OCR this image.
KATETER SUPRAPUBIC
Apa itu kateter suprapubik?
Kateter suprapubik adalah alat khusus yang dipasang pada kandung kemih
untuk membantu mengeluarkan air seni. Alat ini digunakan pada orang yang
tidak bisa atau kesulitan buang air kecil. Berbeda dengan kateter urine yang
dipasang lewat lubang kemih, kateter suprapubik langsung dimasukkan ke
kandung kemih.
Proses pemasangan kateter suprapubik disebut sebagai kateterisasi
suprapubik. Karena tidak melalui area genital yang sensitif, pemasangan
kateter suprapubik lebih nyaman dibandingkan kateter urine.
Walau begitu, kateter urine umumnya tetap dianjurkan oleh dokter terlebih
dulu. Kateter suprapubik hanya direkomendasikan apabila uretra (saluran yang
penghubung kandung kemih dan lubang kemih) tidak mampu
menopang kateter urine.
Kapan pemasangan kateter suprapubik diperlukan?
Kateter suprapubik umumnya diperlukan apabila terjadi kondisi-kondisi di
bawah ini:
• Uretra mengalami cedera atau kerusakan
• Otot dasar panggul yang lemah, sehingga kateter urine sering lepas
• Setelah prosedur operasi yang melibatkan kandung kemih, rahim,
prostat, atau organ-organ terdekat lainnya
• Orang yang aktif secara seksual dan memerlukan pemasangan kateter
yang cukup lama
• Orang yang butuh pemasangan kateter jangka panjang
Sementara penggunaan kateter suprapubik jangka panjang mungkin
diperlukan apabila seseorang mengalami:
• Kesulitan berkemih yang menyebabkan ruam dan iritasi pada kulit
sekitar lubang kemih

•••••

→ WHAT IS REQUIRED:
Extract all lines containing the word "diperlukan".

→ CORRECT RESPONSE:
Kapan pemasangan kateter suprapubik diperlukan?
Kateter suprapubik umumnya diperlukan apabila terjadi kondisi-kondisi di
diperlukan apabila seseorang mengalami:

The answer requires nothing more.